Wherever the string "screenshot" appears in the listing, copy that line.

** Items from a figure collection **
━━━━━━━━━━━━━━━━
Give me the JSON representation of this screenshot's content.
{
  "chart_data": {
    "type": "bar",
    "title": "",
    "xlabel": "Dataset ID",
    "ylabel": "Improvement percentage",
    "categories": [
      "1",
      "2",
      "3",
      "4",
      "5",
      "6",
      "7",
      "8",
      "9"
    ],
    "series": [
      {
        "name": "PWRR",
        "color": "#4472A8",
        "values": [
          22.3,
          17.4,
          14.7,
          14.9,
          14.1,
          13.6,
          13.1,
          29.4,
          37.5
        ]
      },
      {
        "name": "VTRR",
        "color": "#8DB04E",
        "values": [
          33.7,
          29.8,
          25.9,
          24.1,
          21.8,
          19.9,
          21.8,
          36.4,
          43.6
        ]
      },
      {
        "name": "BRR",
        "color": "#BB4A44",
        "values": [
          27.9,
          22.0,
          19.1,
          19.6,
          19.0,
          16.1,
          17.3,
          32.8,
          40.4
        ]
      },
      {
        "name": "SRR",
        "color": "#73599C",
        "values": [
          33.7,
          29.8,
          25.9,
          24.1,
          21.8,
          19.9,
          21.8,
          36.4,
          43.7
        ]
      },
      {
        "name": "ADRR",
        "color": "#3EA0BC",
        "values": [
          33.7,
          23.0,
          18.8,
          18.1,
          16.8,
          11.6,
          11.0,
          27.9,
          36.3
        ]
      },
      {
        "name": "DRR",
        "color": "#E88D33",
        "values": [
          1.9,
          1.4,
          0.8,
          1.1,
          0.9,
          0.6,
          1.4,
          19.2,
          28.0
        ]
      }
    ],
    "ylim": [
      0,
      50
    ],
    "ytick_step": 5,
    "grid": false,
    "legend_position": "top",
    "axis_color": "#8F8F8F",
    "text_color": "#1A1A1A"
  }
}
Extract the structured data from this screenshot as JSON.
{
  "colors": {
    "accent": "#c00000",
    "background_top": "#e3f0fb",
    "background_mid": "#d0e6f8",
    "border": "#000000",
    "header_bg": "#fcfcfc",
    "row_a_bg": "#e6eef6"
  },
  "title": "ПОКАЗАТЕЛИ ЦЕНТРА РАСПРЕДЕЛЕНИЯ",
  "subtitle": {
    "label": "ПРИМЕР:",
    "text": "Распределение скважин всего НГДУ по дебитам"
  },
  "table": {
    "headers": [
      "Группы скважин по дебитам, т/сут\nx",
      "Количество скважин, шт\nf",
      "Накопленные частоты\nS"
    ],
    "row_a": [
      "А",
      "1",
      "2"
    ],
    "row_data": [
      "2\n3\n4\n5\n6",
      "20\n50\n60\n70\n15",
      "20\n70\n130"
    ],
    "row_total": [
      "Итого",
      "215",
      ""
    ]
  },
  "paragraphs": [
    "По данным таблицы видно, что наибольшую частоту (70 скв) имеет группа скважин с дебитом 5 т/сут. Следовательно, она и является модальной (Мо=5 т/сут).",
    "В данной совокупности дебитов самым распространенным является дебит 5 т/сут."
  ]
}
━━━━━━━━━━━━━━━━
** FINISHED EXERCISE **
Give me the JSON representation of this screenshot's content.
Extract the structured data from this screenshot as JSON.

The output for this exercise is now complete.